TEXTAUSZUG =>
────────────────────

Das ist der Saulus gewesen, der bei P. Hofbauer's Vertreibung aus Warschau Henkersdienste geleistet hat, und auf den der gute Selige wie ein zweiter St. Stephanus Gottes Gnade und Erbarmen herabgefleht hatte. Lange ist Herr Werner nimmer in Warschau geblieben, denn es hat ihm dort nicht gefallen und hat selber nicht gewusst warum. Indes P. Hofbauer gen Westen geführt wurde zur Festung Küstrin, ist er gen Süden gezogen, hinein in die Schweiz und hat in der schönen Natur den Frieden gesucht, den er in den Lustbarkeiten der Großstadt nicht finden konnte. Auf dem Wege dahin hat er zwar eine goldene Feder gefunden, die ihm Fürst Primas Dalberg verehrte, zum Lohn seiner schönen Theaterstücke, die ihn bald in ganz Deutschland berühmt gemacht haben, und eine gute Pension, die ihm später noch der Großherzog von Weimar getreulich ausbezahlt hat, und auch den Hofrathstitel beim Großherzog von HessenDarmstadt; aber der Friede ist weder aus der goldenen Feder geflossen, noch bei der guten Pension gelegen, noch war er eingeschlossen im Hofrathstiteldiplom. Darum ist ihm auch die Schweiz nicht schön vorgekommen, weil Sturmwetter war in seiner eigenen Seele drinnen. Das Sturmwetter aber hat der barmherzige Gott aufgeregt; denn es ist wundersam großze Gnade, wenn der liebe Gott den Sünder nicht schlafen lässt am Höllenrande. Und das hat Gott darum gethan, um ihn so weit zu jagen, bis er den Frieden zu seinen Füßen sehe. Das aber war in Rom, wohin er hinabgestiegen ist von den Schweizerbergen. Es war ein gar schrecklicher Weg, den Herr Werner selbst besungen hat in den Worten:

»Von des baltischen Meeres dürrem Strande
Wallt' zur Stadt des Herrn ein Pilgersmann;
Jhn verwies aus seinem Vaterlande

Ein verdienter, aber schwerer Bann!

────────────────────

DATENSATZEINTRÄGE =>
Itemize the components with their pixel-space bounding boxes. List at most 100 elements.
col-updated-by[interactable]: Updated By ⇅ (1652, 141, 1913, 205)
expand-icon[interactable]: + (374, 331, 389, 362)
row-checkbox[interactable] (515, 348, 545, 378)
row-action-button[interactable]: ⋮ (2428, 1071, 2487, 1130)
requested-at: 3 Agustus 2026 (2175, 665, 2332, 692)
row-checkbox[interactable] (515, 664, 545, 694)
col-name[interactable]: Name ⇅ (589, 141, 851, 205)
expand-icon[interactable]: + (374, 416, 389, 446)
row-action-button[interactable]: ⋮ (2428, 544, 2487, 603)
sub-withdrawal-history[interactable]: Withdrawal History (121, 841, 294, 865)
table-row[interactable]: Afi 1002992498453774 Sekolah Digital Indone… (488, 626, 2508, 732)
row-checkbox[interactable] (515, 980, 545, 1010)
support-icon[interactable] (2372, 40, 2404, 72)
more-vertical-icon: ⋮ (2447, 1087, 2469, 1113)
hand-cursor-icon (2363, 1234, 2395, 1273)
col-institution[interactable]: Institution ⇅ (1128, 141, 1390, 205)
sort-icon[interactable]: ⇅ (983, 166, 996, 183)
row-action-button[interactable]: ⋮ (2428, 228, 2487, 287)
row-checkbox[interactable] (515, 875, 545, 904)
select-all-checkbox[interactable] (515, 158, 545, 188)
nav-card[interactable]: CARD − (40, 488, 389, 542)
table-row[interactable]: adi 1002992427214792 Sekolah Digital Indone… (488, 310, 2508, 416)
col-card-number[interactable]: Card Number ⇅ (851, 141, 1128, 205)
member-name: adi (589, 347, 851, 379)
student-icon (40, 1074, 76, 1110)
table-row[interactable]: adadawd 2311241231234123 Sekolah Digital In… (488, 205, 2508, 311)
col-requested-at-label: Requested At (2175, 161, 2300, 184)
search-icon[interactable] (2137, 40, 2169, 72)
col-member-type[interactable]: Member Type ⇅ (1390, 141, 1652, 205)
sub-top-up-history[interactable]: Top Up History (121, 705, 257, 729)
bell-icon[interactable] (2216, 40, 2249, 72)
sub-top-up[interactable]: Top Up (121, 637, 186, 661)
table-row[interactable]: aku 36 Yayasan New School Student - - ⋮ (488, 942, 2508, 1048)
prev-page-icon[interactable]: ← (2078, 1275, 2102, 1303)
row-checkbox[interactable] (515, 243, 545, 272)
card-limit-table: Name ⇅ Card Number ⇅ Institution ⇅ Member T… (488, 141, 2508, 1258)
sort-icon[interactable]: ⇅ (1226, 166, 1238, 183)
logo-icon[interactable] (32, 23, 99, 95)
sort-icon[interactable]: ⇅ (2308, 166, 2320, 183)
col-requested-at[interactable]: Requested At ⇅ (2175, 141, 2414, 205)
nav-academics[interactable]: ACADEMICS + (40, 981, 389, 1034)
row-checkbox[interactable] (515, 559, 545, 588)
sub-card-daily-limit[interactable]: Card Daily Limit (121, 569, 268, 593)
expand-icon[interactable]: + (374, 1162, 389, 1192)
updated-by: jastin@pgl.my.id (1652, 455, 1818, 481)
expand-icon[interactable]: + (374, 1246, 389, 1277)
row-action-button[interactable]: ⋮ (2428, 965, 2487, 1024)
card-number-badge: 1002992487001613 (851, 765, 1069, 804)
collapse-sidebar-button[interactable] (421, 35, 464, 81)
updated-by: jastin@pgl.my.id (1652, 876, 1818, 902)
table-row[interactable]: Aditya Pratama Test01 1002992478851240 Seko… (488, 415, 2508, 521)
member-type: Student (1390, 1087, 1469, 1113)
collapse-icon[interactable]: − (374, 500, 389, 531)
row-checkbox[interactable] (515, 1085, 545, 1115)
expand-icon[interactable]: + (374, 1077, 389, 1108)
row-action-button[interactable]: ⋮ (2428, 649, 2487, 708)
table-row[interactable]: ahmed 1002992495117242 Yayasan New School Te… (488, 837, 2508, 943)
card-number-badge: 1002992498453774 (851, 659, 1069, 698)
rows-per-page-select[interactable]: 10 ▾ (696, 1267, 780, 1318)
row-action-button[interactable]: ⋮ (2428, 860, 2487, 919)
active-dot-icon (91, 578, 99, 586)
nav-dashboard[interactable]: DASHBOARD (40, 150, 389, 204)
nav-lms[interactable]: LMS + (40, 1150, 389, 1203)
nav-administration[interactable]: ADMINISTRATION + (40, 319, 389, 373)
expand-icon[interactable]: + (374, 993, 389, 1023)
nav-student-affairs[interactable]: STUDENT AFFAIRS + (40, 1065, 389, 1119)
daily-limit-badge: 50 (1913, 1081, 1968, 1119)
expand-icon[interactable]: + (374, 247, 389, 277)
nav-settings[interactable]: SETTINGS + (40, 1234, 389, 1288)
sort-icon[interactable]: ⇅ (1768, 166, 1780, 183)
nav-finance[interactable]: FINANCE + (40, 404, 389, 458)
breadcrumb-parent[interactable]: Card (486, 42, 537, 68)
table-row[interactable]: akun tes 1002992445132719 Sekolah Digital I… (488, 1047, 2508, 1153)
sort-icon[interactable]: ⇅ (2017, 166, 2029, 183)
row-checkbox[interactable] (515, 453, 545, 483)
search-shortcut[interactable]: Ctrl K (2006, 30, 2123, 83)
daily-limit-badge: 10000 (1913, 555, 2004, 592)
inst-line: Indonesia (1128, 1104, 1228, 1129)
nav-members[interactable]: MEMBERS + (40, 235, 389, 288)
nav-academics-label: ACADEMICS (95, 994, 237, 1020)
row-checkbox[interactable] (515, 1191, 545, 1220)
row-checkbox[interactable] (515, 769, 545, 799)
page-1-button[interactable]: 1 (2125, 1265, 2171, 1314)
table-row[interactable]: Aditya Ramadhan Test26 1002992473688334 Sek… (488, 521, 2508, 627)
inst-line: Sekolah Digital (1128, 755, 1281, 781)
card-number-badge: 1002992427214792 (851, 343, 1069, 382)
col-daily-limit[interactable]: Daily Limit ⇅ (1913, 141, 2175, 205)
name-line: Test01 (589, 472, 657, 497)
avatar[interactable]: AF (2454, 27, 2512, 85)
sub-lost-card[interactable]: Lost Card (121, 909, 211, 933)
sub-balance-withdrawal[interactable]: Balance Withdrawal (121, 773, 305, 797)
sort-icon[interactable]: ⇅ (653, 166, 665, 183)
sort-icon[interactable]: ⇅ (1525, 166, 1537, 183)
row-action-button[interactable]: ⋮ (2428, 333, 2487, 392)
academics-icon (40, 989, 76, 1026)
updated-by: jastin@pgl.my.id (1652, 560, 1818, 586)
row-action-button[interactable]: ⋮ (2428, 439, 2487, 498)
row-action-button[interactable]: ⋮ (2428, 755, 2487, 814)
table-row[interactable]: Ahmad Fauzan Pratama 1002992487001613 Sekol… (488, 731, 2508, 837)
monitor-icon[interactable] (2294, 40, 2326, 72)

────────────────────

ARBEITSAUFTRÄGE =>
A. Gib sämtliche Zeilen der Einträge wieder, in denen die Zeichenfolge „search“ vorkommt. Groß- und Kleinschreibung ist dabei zu beachten.
B. Führe den Textauszug über Herrn Werners Weg nach Rom im Anschluss an die zuletzt gezeigte Zeile weiter.

LÖSUNGEN =>
A.
search-icon[interactable] (2137, 40, 2169, 72)
search-shortcut[interactable]: Ctrl K (2006, 30, 2123, 83)

B.
Und von Land zu Land

Jagt in dessen Hand,

Dem er zu entflieh'n vergebens rang.«

Dabei hat er beinahe verzweifelt an der Möglichkeit, dass er der Bestien in seiner Seele jemals Herr werden könne, und mit weinenden Augen hat er gesungen beim Eintritt in das lachende Italien:

Ihr kommt zu spät, ihr ewig jungen Lauben;
Ach, hätt' ich früher cuer Grün geschauet,
Als noch des Lebens Morgen mir gegrauet!

Ich kann nicht leben mehr! — ich kann nur glauben.
Und doch o dass ich, ewig junge Lauben,

Nicht früher euer duftend Grün geschauet!

Es ist zu spät! - Der düstere Abend grauet!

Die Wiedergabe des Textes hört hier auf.